▸ WHAT IS ASKED: Could you write out every record below exactly, leaving out any pictures?

▸ MATERIAL PROVIDED:

════════

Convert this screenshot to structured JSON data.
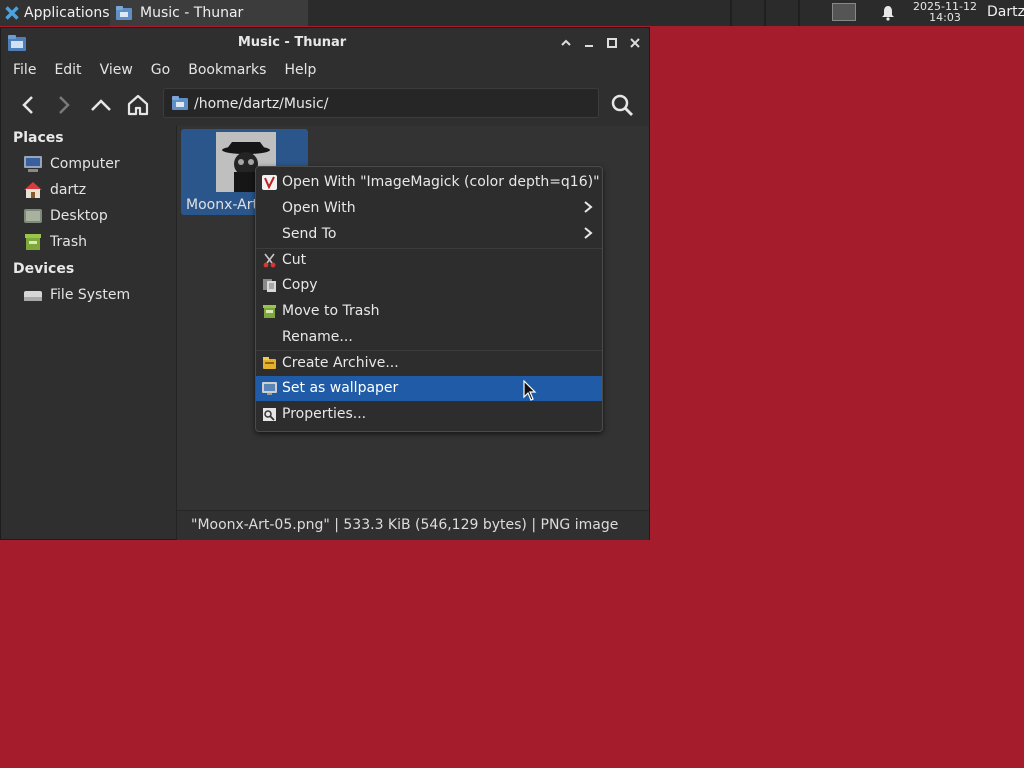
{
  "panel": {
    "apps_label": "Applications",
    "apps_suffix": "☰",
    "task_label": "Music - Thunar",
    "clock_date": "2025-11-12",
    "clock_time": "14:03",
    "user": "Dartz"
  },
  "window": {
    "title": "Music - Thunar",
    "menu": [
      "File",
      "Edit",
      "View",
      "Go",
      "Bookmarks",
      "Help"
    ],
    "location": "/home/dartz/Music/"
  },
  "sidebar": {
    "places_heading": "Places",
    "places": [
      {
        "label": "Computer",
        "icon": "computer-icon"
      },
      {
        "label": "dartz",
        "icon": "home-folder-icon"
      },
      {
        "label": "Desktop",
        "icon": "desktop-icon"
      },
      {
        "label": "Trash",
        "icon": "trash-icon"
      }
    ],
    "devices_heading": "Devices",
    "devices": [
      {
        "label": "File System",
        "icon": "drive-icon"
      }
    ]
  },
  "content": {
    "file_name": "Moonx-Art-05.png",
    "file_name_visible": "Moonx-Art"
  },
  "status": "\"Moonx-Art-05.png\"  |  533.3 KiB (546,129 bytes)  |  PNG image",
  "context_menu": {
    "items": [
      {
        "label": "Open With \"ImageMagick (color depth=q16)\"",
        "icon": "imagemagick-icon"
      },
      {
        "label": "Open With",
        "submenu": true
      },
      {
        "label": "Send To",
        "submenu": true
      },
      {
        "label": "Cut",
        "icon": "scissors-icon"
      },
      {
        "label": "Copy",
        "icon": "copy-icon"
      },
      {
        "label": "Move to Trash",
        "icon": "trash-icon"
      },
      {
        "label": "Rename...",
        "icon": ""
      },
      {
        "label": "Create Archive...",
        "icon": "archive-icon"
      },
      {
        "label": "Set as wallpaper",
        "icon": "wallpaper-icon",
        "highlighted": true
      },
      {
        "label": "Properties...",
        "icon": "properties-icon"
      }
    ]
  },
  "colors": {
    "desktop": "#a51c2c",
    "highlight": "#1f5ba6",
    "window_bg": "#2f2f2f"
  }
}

════════

▸ EXERCISE SOLUTION:
Convert this screenshot to structured JSON data.
{
  "panel": {
    "apps_label": "Applications",
    "apps_suffix": "☰",
    "task_label": "Music - Thunar",
    "clock_date": "2025-11-12",
    "clock_time": "14:03",
    "user": "Dartz"
  },
  "window": {
    "title": "Music - Thunar",
    "menu": [
      "File",
      "Edit",
      "View",
      "Go",
      "Bookmarks",
      "Help"
    ],
    "location": "/home/dartz/Music/"
  },
  "sidebar": {
    "places_heading": "Places",
    "places": [
      {
        "label": "Computer",
        "icon": "computer-icon"
      },
      {
        "label": "dartz",
        "icon": "home-folder-icon"
      },
      {
        "label": "Desktop",
        "icon": "desktop-icon"
      },
      {
        "label": "Trash",
        "icon": "trash-icon"
      }
    ],
    "devices_heading": "Devices",
    "devices": [
      {
        "label": "File System",
        "icon": "drive-icon"
      }
    ]
  },
  "content": {
    "file_name": "Moonx-Art-05.png",
    "file_name_visible": "Moonx-Art"
  },
  "status": "\"Moonx-Art-05.png\"  |  533.3 KiB (546,129 bytes)  |  PNG image",
  "context_menu": {
    "items": [
      {
        "label": "Open With \"ImageMagick (color depth=q16)\"",
        "icon": "imagemagick-icon"
      },
      {
        "label": "Open With",
        "submenu": true
      },
      {
        "label": "Send To",
        "submenu": true
      },
      {
        "label": "Cut",
        "icon": "scissors-icon"
      },
      {
        "label": "Copy",
        "icon": "copy-icon"
      },
      {
        "label": "Move to Trash",
        "icon": "trash-icon"
      },
      {
        "label": "Rename...",
        "icon": ""
      },
      {
        "label": "Create Archive...",
        "icon": "archive-icon"
      },
      {
        "label": "Set as wallpaper",
        "icon": "wallpaper-icon",
        "highlighted": true
      },
      {
        "label": "Properties...",
        "icon": "properties-icon"
      }
    ]
  },
  "colors": {
    "desktop": "#a51c2c",
    "highlight": "#1f5ba6",
    "window_bg": "#2f2f2f"
  }
}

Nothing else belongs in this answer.